_DIRECTIONS FOR THIS TASK:_
Pictures in the records should not be copied, but every other part must be repeated exactly.

_WORKING DATA:_
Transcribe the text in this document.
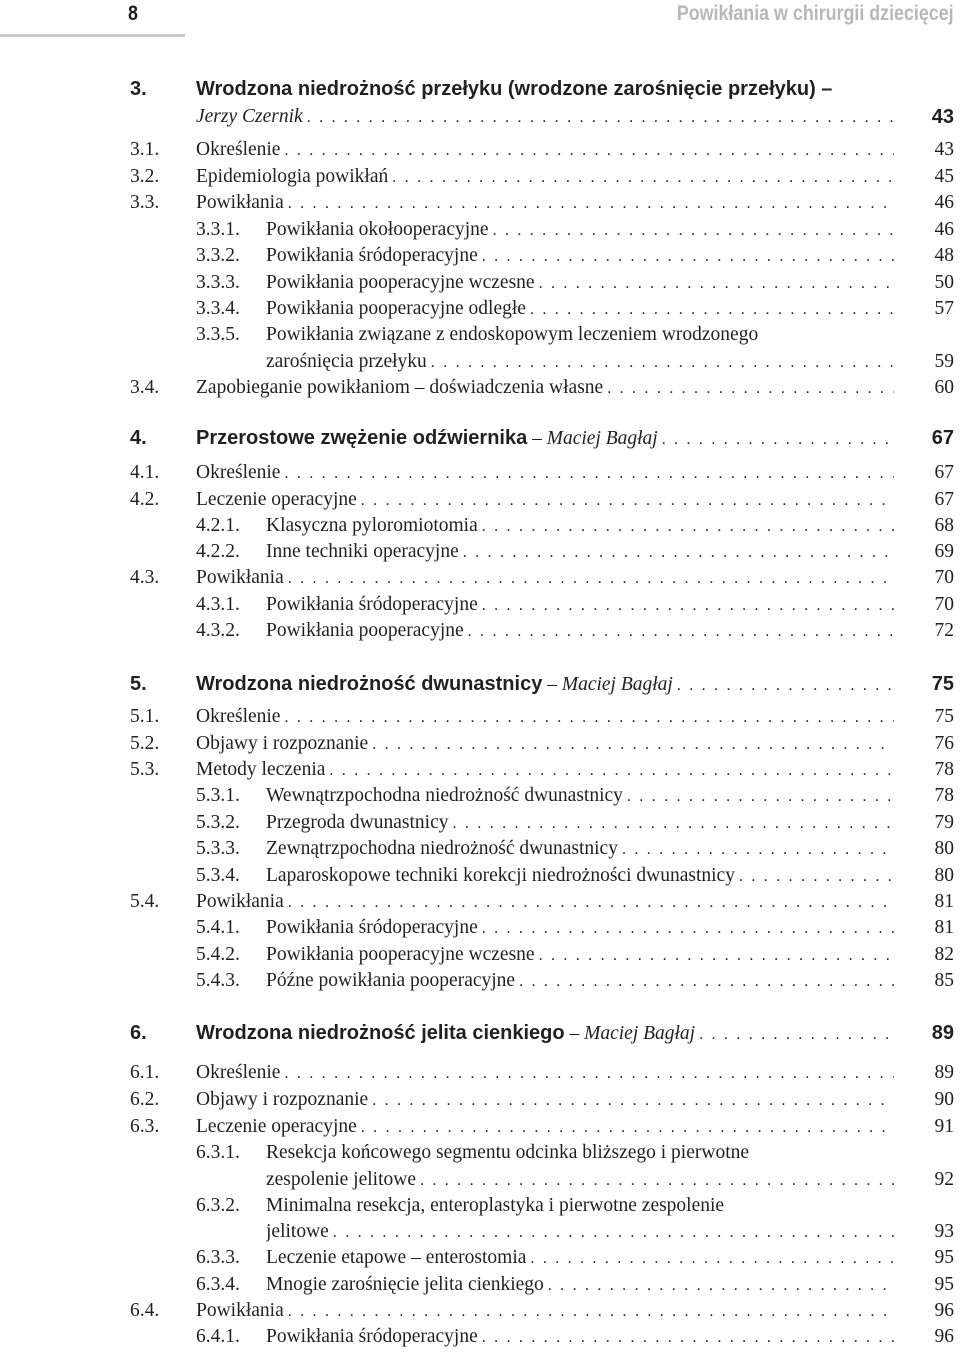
8	Powikłania w chirurgii dziecięcej
3. Wrodzona niedrożność przełyku (wrodzone zarośnięcie przełyku) –
Jerzy Czernik . . .	43
3.1. Określenie . . .	43
3.2. Epidemiologia powikłań . . .	45
3.3. Powikłania . . .	46
3.3.1. Powikłania okołooperacyjne . . .	46
3.3.2. Powikłania śródoperacyjne . . .	48
3.3.3. Powikłania pooperacyjne wczesne . . .	50
3.3.4. Powikłania pooperacyjne odległe . . .	57
3.3.5. Powikłania związane z endoskopowym leczeniem wrodzonego
zarośnięcia przełyku . . .	59
3.4. Zapobieganie powikłaniom – doświadczenia własne . . .	60
4. Przerostowe zwężenie odźwiernika – Maciej Bagłaj . . .	67
4.1. Określenie . . .	67
4.2. Leczenie operacyjne . . .	67
4.2.1. Klasyczna pyloromiotomia . . .	68
4.2.2. Inne techniki operacyjne . . .	69
4.3. Powikłania . . .	70
4.3.1. Powikłania śródoperacyjne . . .	70
4.3.2. Powikłania pooperacyjne . . .	72
5. Wrodzona niedrożność dwunastnicy – Maciej Bagłaj . . .	75
5.1. Określenie . . .	75
5.2. Objawy i rozpoznanie . . .	76
5.3. Metody leczenia . . .	78
5.3.1. Wewnątrzpochodna niedrożność dwunastnicy . . .	78
5.3.2. Przegroda dwunastnicy . . .	79
5.3.3. Zewnątrzpochodna niedrożność dwunastnicy . . .	80
5.3.4. Laparoskopowe techniki korekcji niedrożności dwunastnicy . . .	80
5.4. Powikłania . . .	81
5.4.1. Powikłania śródoperacyjne . . .	81
5.4.2. Powikłania pooperacyjne wczesne . . .	82
5.4.3. Późne powikłania pooperacyjne . . .	85
6. Wrodzona niedrożność jelita cienkiego – Maciej Bagłaj . . .	89
6.1. Określenie . . .	89
6.2. Objawy i rozpoznanie . . .	90
6.3. Leczenie operacyjne . . .	91
6.3.1. Resekcja końcowego segmentu odcinka bliższego i pierwotne
zespolenie jelitowe . . .	92
6.3.2. Minimalna resekcja, enteroplastyka i pierwotne zespolenie
jelitowe . . .	93
6.3.3. Leczenie etapowe – enterostomia . . .	95
6.3.4. Mnogie zarośnięcie jelita cienkiego . . .	95
6.4. Powikłania . . .	96
6.4.1. Powikłania śródoperacyjne . . .	96
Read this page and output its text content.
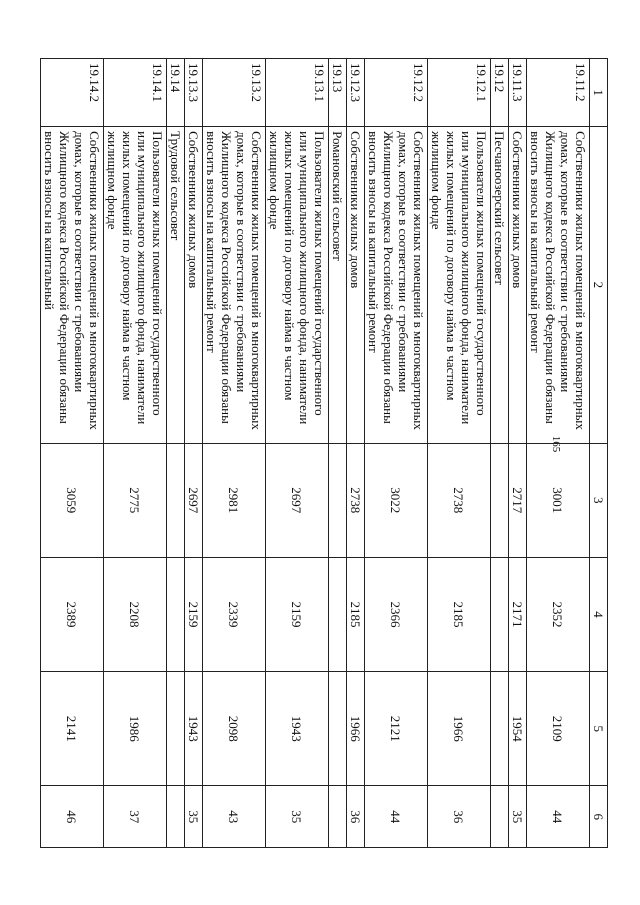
165
1	2	3	4	5	6
19.11.2	Собственники жилых помещений в многоквартирных домах, которые в соответствии с требованиями Жилищного кодекса Российской Федерации обязаны вносить взносы на капитальный ремонт	3001	2352	2109	44
19.11.3	Собственники жилых домов	2717	2171	1954	35
19.12	Песчаноозерский сельсовет				
19.12.1	Пользователи жилых помещений государственного или муниципального жилищного фонда, наниматели жилых помещений по договору найма в частном жилищном фонде	2738	2185	1966	36
19.12.2	Собственники жилых помещений в многоквартирных домах, которые в соответствии с требованиями Жилищного кодекса Российской Федерации обязаны вносить взносы на капитальный ремонт	3022	2366	2121	44
19.12.3	Собственники жилых домов	2738	2185	1966	36
19.13	Романовский сельсовет				
19.13.1	Пользователи жилых помещений государственного или муниципального жилищного фонда, наниматели жилых помещений по договору найма в частном жилищном фонде	2697	2159	1943	35
19.13.2	Собственники жилых помещений в многоквартирных домах, которые в соответствии с требованиями Жилищного кодекса Российской Федерации обязаны вносить взносы на капитальный ремонт	2981	2339	2098	43
19.13.3	Собственники жилых домов	2697	2159	1943	35
19.14	Трудовой сельсовет				
19.14.1	Пользователи жилых помещений государственного или муниципального жилищного фонда, наниматели жилых помещений по договору найма в частном жилищном фонде	2775	2208	1986	37
19.14.2	Собственники жилых помещений в многоквартирных домах, которые в соответствии с требованиями Жилищного кодекса Российской Федерации обязаны вносить взносы на капитальный	3059	2389	2141	46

_RESULT OF THIS TASK:_
Transcribe the text in this document.
8	Powikłania w chirurgii dziecięcej
3. Wrodzona niedrożność przełyku (wrodzone zarośnięcie przełyku) –
Jerzy Czernik . . .	43
3.1. Określenie . . .	43
3.2. Epidemiologia powikłań . . .	45
3.3. Powikłania . . .	46
3.3.1. Powikłania okołooperacyjne . . .	46
3.3.2. Powikłania śródoperacyjne . . .	48
3.3.3. Powikłania pooperacyjne wczesne . . .	50
3.3.4. Powikłania pooperacyjne odległe . . .	57
3.3.5. Powikłania związane z endoskopowym leczeniem wrodzonego
zarośnięcia przełyku . . .	59
3.4. Zapobieganie powikłaniom – doświadczenia własne . . .	60
4. Przerostowe zwężenie odźwiernika – Maciej Bagłaj . . .	67
4.1. Określenie . . .	67
4.2. Leczenie operacyjne . . .	67
4.2.1. Klasyczna pyloromiotomia . . .	68
4.2.2. Inne techniki operacyjne . . .	69
4.3. Powikłania . . .	70
4.3.1. Powikłania śródoperacyjne . . .	70
4.3.2. Powikłania pooperacyjne . . .	72
5. Wrodzona niedrożność dwunastnicy – Maciej Bagłaj . . .	75
5.1. Określenie . . .	75
5.2. Objawy i rozpoznanie . . .	76
5.3. Metody leczenia . . .	78
5.3.1. Wewnątrzpochodna niedrożność dwunastnicy . . .	78
5.3.2. Przegroda dwunastnicy . . .	79
5.3.3. Zewnątrzpochodna niedrożność dwunastnicy . . .	80
5.3.4. Laparoskopowe techniki korekcji niedrożności dwunastnicy . . .	80
5.4. Powikłania . . .	81
5.4.1. Powikłania śródoperacyjne . . .	81
5.4.2. Powikłania pooperacyjne wczesne . . .	82
5.4.3. Późne powikłania pooperacyjne . . .	85
6. Wrodzona niedrożność jelita cienkiego – Maciej Bagłaj . . .	89
6.1. Określenie . . .	89
6.2. Objawy i rozpoznanie . . .	90
6.3. Leczenie operacyjne . . .	91
6.3.1. Resekcja końcowego segmentu odcinka bliższego i pierwotne
zespolenie jelitowe . . .	92
6.3.2. Minimalna resekcja, enteroplastyka i pierwotne zespolenie
jelitowe . . .	93
6.3.3. Leczenie etapowe – enterostomia . . .	95
6.3.4. Mnogie zarośnięcie jelita cienkiego . . .	95
6.4. Powikłania . . .	96
6.4.1. Powikłania śródoperacyjne . . .	96
Read this page and output its text content.
165
1	2	3	4	5	6
19.11.2	Собственники жилых помещений в многоквартирных домах, которые в соответствии с требованиями Жилищного кодекса Российской Федерации обязаны вносить взносы на капитальный ремонт	3001	2352	2109	44
19.11.3	Собственники жилых домов	2717	2171	1954	35
19.12	Песчаноозерский сельсовет				
19.12.1	Пользователи жилых помещений государственного или муниципального жилищного фонда, наниматели жилых помещений по договору найма в частном жилищном фонде	2738	2185	1966	36
19.12.2	Собственники жилых помещений в многоквартирных домах, которые в соответствии с требованиями Жилищного кодекса Российской Федерации обязаны вносить взносы на капитальный ремонт	3022	2366	2121	44
19.12.3	Собственники жилых домов	2738	2185	1966	36
19.13	Романовский сельсовет				
19.13.1	Пользователи жилых помещений государственного или муниципального жилищного фонда, наниматели жилых помещений по договору найма в частном жилищном фонде	2697	2159	1943	35
19.13.2	Собственники жилых помещений в многоквартирных домах, которые в соответствии с требованиями Жилищного кодекса Российской Федерации обязаны вносить взносы на капитальный ремонт	2981	2339	2098	43
19.13.3	Собственники жилых домов	2697	2159	1943	35
19.14	Трудовой сельсовет				
19.14.1	Пользователи жилых помещений государственного или муниципального жилищного фонда, наниматели жилых помещений по договору найма в частном жилищном фонде	2775	2208	1986	37
19.14.2	Собственники жилых помещений в многоквартирных домах, которые в соответствии с требованиями Жилищного кодекса Российской Федерации обязаны вносить взносы на капитальный	3059	2389	2141	46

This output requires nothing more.